#### Record list

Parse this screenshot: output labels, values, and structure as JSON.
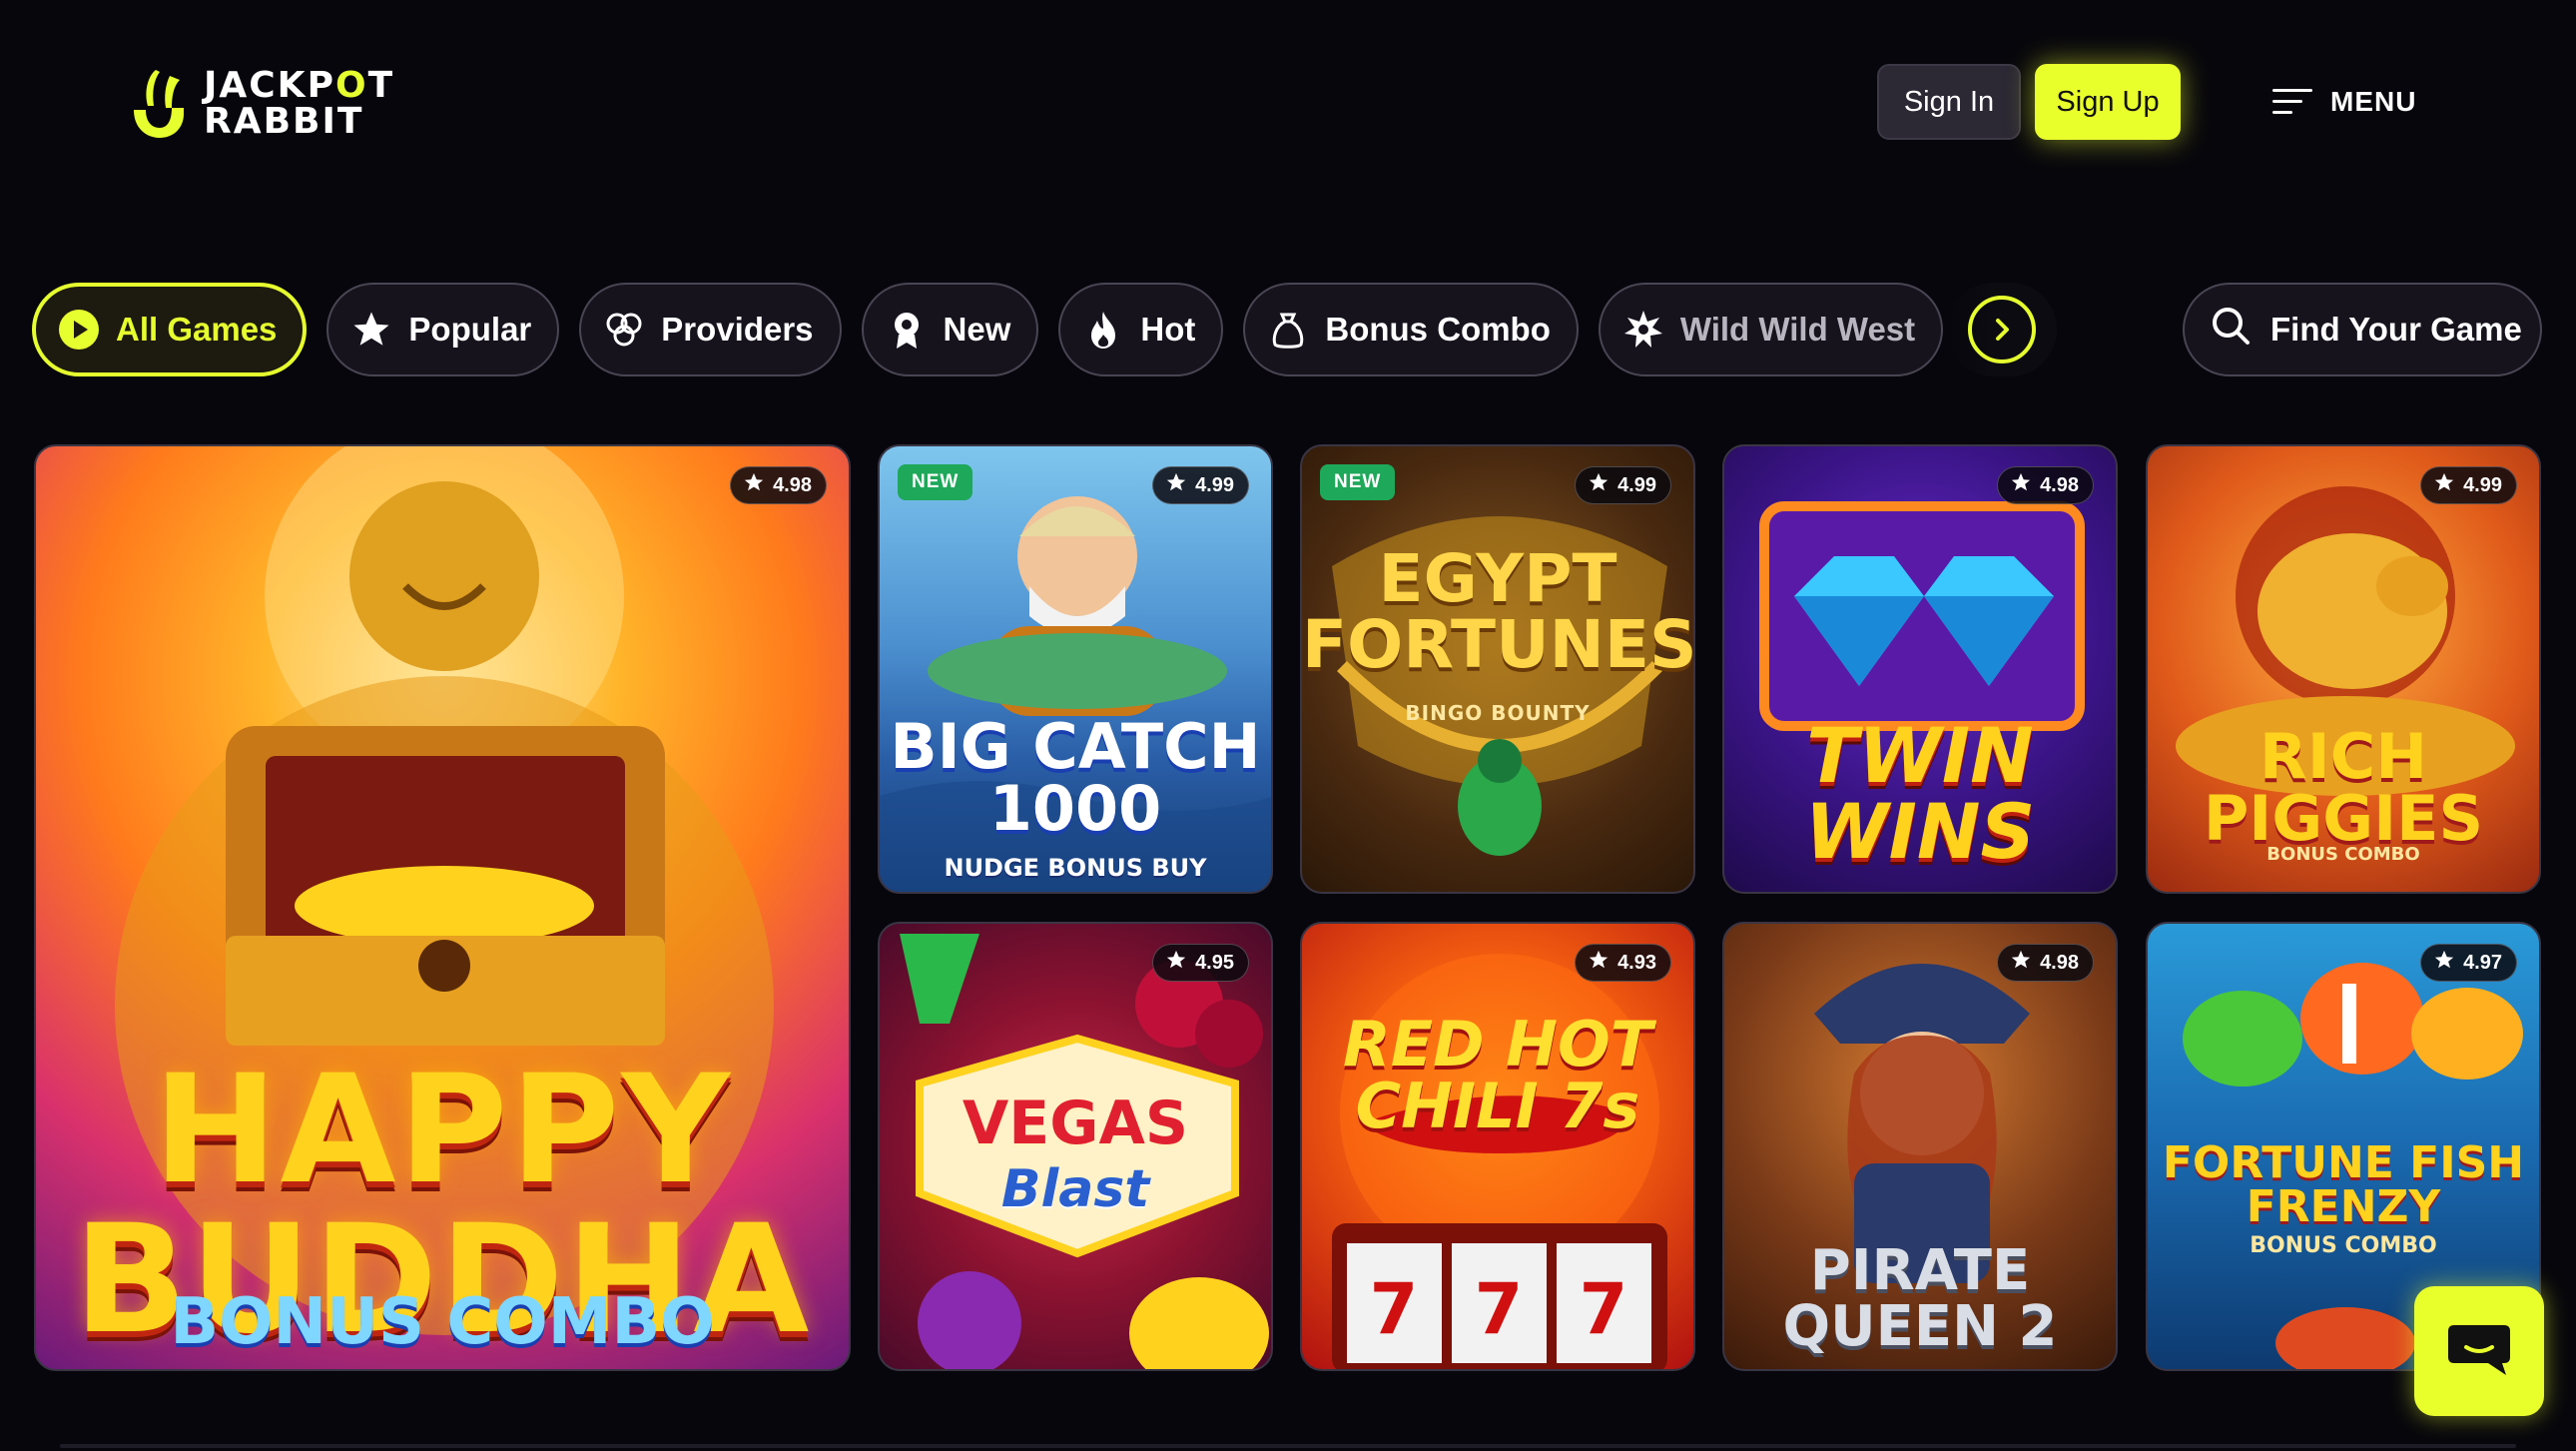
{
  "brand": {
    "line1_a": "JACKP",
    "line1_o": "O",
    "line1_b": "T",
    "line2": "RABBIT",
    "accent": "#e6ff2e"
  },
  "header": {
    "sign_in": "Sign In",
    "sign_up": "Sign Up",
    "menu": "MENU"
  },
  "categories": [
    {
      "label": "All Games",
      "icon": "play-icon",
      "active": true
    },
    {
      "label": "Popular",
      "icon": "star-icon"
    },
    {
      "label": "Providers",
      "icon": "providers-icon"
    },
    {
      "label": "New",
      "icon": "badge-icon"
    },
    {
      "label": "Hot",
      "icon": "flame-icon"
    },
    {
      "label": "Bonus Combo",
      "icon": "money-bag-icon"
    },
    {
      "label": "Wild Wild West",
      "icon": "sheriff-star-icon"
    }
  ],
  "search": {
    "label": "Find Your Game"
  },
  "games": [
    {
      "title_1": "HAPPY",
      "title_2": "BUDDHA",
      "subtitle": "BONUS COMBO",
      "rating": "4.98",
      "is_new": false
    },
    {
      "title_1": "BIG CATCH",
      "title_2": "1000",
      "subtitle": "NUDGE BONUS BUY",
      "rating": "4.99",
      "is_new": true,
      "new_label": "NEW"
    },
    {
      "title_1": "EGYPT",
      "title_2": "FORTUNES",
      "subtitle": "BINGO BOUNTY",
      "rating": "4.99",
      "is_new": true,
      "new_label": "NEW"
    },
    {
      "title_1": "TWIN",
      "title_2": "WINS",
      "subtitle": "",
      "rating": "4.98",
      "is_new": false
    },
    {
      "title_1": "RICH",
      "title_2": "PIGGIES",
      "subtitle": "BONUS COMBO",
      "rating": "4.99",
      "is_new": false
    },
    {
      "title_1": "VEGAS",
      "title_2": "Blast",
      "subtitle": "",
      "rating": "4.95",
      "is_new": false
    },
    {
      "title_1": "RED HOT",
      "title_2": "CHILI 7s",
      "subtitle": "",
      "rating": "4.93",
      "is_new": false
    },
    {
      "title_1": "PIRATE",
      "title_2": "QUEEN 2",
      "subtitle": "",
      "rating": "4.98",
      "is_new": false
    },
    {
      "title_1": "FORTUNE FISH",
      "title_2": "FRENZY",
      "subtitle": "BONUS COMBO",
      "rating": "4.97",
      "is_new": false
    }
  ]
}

########

### Aim of the exercise
Do not include the images; transcribe the rest of the listing exactly.

### Answer below
Parse this screenshot: output labels, values, and structure as JSON.
{
  "brand": {
    "line1_a": "JACKP",
    "line1_o": "O",
    "line1_b": "T",
    "line2": "RABBIT",
    "accent": "#e6ff2e"
  },
  "header": {
    "sign_in": "Sign In",
    "sign_up": "Sign Up",
    "menu": "MENU"
  },
  "categories": [
    {
      "label": "All Games",
      "icon": "play-icon",
      "active": true
    },
    {
      "label": "Popular",
      "icon": "star-icon"
    },
    {
      "label": "Providers",
      "icon": "providers-icon"
    },
    {
      "label": "New",
      "icon": "badge-icon"
    },
    {
      "label": "Hot",
      "icon": "flame-icon"
    },
    {
      "label": "Bonus Combo",
      "icon": "money-bag-icon"
    },
    {
      "label": "Wild Wild West",
      "icon": "sheriff-star-icon"
    }
  ],
  "search": {
    "label": "Find Your Game"
  },
  "games": [
    {
      "title_1": "HAPPY",
      "title_2": "BUDDHA",
      "subtitle": "BONUS COMBO",
      "rating": "4.98",
      "is_new": false
    },
    {
      "title_1": "BIG CATCH",
      "title_2": "1000",
      "subtitle": "NUDGE BONUS BUY",
      "rating": "4.99",
      "is_new": true,
      "new_label": "NEW"
    },
    {
      "title_1": "EGYPT",
      "title_2": "FORTUNES",
      "subtitle": "BINGO BOUNTY",
      "rating": "4.99",
      "is_new": true,
      "new_label": "NEW"
    },
    {
      "title_1": "TWIN",
      "title_2": "WINS",
      "subtitle": "",
      "rating": "4.98",
      "is_new": false
    },
    {
      "title_1": "RICH",
      "title_2": "PIGGIES",
      "subtitle": "BONUS COMBO",
      "rating": "4.99",
      "is_new": false
    },
    {
      "title_1": "VEGAS",
      "title_2": "Blast",
      "subtitle": "",
      "rating": "4.95",
      "is_new": false
    },
    {
      "title_1": "RED HOT",
      "title_2": "CHILI 7s",
      "subtitle": "",
      "rating": "4.93",
      "is_new": false
    },
    {
      "title_1": "PIRATE",
      "title_2": "QUEEN 2",
      "subtitle": "",
      "rating": "4.98",
      "is_new": false
    },
    {
      "title_1": "FORTUNE FISH",
      "title_2": "FRENZY",
      "subtitle": "BONUS COMBO",
      "rating": "4.97",
      "is_new": false
    }
  ]
}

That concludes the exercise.